YOUR OBJECTIVE:
Extend the passage below on how dipyridamole is absorbed, distributed, metabolized and eliminated, picking up right after its final sentence.

DOCUMENT SEGMENT:
#####

As first pass removes approx. ⅓ of the dose administered, near to complete absorption of Ofcram PR 200 mg Prolonged Release Capsules can be assumed.
Various kinetic studies at steady state showed, that all pharmacokinetic parameters which are appropriate to characterise the pharmacokinetic properties of modified release preparations are either equivalent or somewhat improved with dipyridamole modified release capsules given b.i.d. compared to dipyridamole tablets administered t.d.s./q.d.s.: Bioavailability is slightly greater, peak concentrations are similar, trough concentrations are considerably higher and peak trough fluctuation is reduced.
Owing to its high lipophilicity, log P 3.92 (n-octanol/0.1 N, NaOH), dipyridamole distributes to many organs.
Non-clinical studies indicate that, dipyridamole is distributed preferentially to the liver, then to the lungs, kidneys, spleen and heart, it does not cross the blood-brain barrier to a significant extent and shows a very low placental transfer. Non-clinical data have also shown that dipyridamole can be excreted in breast milk.
Protein binding of dipyridamole is about 97-99%, primarily it is bound to alpha 1-acid glycoprotein and albumin.
Metabolism of dipyridamole occurs in the liver. Dipyridamole is metabolized by conjugation with glucuronic acid to form mainly a monoglucuronide and only small amounts of diglucuronide. In plasma about 80% of the total amount is parent compound, 20% of the total amount is monoglucuronide with oral administration.
Dominant half-lives ranging from 2.2 to 3 hours have been calculated after the administration of dipyridamole. A prolonged terminal elimination half-life of approximately 15 h is observed. This terminal elimination phase is of relatively minor importance in that it represents a small proportion of the total AUC, as evidenced by the fact that steady-state is achieved within 2 days with both t.d.s. and q.d.s., regimens. There is no significant accumulation of the drug with repeated dosing. Renal excretion of parent compound is negligible (< 0.5%). Urinary excretion of the glucuronide metabolite is low (5%), the metabolites are mostly (about 95%) excreted via the bile into the faeces, with some evidence of entero-hepatic recirculation. Total clearance is approx. 250 mL/min and mean residence time is approx. 8 h (resulting from an intrinsic MRT of approx. 6.4 h and a mean time of absorption of 1.4 h).

#####

DATASET RECORDS:
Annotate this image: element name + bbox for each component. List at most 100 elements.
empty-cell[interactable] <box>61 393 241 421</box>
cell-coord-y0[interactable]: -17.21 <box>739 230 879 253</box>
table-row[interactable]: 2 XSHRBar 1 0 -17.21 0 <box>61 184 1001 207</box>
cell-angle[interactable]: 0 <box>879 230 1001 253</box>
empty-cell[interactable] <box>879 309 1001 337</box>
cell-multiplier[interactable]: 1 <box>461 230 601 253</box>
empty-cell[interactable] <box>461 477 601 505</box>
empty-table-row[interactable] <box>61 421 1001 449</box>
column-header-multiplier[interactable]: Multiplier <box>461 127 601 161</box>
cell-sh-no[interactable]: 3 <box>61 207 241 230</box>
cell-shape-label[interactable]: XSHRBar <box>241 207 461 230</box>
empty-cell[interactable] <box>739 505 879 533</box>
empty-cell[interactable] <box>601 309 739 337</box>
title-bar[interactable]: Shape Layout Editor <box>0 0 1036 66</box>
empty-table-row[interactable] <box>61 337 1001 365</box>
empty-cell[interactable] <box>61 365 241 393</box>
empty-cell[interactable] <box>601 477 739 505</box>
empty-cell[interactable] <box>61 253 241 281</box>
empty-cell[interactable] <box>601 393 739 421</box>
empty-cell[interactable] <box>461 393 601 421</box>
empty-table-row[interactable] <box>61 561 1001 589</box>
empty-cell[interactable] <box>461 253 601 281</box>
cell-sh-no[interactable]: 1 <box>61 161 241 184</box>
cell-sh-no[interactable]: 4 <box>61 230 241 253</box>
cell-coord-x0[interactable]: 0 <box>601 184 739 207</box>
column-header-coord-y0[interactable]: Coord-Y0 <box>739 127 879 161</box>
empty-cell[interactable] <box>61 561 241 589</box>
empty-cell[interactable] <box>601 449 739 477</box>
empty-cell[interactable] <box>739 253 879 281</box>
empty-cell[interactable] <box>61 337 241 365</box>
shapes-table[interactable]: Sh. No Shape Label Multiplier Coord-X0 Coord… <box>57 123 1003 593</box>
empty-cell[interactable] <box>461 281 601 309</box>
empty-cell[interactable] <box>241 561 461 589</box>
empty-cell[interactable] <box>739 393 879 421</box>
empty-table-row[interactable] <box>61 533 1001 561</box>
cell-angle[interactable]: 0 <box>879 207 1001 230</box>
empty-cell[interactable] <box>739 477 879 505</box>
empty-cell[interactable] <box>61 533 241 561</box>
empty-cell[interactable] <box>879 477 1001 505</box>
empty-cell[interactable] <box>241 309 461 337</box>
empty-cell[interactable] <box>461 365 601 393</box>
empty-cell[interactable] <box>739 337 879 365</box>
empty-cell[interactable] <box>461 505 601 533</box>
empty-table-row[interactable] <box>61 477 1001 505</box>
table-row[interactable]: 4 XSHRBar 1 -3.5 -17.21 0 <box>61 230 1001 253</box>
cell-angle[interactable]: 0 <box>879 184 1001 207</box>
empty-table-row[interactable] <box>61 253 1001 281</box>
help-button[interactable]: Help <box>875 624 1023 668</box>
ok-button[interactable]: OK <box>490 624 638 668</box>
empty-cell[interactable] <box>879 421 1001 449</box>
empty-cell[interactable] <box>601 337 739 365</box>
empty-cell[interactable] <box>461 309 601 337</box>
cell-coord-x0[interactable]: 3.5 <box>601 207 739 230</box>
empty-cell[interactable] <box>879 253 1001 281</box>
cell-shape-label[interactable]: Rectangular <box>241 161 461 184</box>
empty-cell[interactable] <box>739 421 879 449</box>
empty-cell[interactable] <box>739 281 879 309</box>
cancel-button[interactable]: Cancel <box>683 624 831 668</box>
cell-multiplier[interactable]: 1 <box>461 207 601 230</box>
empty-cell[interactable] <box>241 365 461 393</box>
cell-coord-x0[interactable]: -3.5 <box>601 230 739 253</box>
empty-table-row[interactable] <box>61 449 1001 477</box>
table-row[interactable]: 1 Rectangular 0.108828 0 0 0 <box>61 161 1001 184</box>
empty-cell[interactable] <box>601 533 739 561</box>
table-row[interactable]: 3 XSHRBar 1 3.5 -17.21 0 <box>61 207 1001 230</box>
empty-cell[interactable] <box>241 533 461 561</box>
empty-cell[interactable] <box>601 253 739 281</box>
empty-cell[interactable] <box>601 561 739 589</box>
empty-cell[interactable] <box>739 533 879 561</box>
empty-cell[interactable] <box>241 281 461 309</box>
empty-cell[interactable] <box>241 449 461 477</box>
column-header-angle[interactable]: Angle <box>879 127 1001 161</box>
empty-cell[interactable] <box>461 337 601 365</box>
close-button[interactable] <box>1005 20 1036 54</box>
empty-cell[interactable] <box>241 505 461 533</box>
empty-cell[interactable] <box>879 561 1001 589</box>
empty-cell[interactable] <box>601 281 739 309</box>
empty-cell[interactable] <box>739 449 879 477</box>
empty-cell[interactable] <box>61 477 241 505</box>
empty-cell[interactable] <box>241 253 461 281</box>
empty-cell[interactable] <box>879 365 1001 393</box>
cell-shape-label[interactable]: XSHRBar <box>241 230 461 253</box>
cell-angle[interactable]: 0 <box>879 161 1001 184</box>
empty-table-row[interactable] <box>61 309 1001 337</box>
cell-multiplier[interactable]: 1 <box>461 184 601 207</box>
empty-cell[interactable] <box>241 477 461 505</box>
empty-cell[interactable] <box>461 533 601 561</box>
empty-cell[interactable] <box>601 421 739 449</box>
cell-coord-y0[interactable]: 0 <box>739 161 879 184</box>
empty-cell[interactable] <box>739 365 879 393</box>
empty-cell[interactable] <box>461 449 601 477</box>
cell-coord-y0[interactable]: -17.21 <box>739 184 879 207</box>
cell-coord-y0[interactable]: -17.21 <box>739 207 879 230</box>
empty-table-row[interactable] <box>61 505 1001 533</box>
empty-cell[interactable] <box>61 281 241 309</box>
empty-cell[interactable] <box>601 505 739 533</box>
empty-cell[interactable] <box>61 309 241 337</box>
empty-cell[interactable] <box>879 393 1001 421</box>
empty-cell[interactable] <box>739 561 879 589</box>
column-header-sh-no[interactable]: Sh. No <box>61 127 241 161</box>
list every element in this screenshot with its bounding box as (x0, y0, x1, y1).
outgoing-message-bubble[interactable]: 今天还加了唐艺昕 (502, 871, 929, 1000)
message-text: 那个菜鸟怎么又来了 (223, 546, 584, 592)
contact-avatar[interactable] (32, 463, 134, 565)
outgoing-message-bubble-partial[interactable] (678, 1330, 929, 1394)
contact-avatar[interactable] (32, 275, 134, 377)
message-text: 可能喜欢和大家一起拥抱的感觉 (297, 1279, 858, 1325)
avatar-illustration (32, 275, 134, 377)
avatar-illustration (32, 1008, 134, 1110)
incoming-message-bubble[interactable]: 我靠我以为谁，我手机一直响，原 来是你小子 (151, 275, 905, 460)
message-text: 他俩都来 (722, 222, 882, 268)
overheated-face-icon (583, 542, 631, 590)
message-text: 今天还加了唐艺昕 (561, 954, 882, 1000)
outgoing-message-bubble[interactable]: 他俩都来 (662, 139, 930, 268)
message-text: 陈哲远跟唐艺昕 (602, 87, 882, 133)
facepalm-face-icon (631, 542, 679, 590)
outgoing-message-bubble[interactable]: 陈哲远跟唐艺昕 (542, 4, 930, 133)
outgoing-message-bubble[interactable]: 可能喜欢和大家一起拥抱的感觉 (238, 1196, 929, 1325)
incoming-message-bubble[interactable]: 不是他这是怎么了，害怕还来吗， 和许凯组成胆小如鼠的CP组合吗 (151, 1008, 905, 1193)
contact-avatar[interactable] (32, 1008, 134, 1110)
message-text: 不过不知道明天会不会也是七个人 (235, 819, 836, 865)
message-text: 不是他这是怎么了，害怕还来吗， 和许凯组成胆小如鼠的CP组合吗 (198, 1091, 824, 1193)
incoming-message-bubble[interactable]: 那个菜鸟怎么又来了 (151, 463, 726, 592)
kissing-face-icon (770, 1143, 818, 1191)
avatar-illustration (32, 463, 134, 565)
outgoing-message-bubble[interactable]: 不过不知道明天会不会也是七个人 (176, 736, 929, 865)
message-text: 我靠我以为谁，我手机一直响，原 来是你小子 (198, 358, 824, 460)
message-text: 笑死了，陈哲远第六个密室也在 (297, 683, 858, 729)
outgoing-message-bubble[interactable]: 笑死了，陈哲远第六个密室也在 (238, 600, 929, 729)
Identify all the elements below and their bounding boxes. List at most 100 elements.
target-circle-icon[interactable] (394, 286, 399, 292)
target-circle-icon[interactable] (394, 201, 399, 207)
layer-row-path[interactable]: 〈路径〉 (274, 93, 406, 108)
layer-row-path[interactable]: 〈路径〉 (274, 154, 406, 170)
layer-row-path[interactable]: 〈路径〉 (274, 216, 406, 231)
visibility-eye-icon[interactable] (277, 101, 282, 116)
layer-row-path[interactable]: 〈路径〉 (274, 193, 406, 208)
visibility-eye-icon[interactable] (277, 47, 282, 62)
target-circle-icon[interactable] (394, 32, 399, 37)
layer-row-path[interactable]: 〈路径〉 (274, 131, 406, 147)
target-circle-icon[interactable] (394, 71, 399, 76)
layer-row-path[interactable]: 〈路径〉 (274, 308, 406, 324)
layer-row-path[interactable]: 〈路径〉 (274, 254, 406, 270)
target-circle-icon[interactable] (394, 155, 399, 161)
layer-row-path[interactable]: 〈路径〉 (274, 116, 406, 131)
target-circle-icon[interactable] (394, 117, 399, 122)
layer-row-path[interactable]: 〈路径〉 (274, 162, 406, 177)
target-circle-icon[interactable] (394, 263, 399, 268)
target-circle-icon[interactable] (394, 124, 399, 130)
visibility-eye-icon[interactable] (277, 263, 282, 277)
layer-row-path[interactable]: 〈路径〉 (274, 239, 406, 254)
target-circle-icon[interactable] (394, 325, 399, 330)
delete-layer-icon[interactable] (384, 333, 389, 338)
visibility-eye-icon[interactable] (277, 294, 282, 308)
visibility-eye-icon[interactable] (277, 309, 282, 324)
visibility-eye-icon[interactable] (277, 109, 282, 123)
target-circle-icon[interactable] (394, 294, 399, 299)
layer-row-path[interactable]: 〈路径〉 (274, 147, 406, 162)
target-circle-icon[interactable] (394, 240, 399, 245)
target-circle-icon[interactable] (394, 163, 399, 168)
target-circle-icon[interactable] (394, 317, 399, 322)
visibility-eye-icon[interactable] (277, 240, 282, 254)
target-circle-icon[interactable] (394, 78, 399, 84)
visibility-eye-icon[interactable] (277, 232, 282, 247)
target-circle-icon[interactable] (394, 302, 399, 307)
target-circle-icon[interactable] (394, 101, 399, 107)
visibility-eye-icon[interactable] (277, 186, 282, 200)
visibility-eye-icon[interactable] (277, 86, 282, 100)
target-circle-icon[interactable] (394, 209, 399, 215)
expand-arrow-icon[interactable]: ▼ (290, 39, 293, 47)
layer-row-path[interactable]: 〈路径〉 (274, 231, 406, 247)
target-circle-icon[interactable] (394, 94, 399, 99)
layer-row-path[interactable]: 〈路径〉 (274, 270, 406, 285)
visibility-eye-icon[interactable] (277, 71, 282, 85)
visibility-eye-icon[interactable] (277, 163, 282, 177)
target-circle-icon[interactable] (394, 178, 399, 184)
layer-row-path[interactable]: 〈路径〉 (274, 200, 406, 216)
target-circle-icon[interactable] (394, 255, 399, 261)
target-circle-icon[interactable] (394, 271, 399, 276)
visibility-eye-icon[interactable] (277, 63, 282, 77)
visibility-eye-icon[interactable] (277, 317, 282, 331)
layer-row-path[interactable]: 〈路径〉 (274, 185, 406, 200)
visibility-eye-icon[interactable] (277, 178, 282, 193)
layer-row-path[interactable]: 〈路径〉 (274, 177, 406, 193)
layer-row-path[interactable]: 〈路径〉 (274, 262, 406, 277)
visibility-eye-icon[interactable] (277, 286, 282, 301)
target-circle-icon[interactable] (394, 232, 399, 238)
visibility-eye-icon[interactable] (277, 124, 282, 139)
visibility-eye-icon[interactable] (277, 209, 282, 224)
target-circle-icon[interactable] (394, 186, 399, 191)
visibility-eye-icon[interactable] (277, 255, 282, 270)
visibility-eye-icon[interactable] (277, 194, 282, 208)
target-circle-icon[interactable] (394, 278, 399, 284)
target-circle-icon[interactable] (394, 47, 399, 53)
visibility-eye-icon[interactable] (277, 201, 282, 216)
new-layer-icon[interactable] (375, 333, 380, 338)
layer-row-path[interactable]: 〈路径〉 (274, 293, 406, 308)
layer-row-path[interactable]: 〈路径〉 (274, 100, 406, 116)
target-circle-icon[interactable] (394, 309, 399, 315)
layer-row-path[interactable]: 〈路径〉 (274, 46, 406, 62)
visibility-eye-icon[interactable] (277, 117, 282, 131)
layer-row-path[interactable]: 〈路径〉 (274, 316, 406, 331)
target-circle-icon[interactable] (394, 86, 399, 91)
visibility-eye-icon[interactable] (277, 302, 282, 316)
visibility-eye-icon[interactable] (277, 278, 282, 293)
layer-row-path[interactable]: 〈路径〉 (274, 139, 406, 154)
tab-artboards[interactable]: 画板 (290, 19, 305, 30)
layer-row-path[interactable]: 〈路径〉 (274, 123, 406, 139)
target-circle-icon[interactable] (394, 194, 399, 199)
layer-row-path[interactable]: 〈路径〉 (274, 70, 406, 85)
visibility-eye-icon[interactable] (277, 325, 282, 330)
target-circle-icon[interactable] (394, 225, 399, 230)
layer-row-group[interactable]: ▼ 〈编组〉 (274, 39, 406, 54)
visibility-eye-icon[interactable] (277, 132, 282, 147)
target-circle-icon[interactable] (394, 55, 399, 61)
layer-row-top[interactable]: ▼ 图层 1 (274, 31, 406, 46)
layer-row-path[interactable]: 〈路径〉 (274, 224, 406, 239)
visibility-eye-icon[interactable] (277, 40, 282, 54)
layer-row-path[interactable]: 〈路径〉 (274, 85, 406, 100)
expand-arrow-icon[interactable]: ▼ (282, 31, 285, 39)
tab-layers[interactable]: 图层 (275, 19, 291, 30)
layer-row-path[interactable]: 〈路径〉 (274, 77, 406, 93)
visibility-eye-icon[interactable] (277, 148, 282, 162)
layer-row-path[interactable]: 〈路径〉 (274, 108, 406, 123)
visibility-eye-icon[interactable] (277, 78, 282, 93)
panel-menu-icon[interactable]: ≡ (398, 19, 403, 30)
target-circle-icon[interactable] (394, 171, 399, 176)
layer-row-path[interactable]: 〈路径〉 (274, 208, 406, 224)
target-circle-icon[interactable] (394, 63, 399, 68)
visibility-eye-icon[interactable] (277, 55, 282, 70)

#####

TASK OUTPUT:
Plasma concentrations (determined as AUC) in elderly subjects (> 65 years) were about 50% higher for tablet treatment and about 30% higher with intake of Ofcram PR 200 mg Prolonged Release Capsules than in young (<55 years) subjects. The difference is caused mainly by reduced clearance; absorption appears to be similar. A similar increase in plasma concentrations in elderly patients was observed in the ESPS2 study.
Patients with hepatic insufficiency show no change in plasma concentrations of dipyridamole, but an increase of (pharmacodynamically inactive) glucuronides. It is suggested to dose dipyridamole without restriction as long as there is no clinical evidence of liver failure.
Since renal excretion is very low (5%), no change in pharmacokinetics is to be expected in cases of renal insufficiency. In the ESPS2 trial, in patients with creatinine clearances ranging from about 15 mL/min to >100 mL/min, no changes were observed in the pharmacokinetics of dipyridamole or its glucuronide metabolite if data were corrected for differences in age.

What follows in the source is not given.